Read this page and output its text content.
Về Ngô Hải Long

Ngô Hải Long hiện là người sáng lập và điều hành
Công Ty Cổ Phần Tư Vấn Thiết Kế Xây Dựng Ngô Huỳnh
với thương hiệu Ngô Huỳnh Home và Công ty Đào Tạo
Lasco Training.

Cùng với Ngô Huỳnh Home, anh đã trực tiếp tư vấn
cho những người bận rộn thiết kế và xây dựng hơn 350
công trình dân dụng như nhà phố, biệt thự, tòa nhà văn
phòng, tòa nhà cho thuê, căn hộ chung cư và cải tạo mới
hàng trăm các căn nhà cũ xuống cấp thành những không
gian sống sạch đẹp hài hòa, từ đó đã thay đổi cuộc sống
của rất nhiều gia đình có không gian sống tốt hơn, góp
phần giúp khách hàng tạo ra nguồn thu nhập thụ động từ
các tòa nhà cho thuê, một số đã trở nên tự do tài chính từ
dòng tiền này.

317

= = = =

State only how many lines in the material include "Home".

2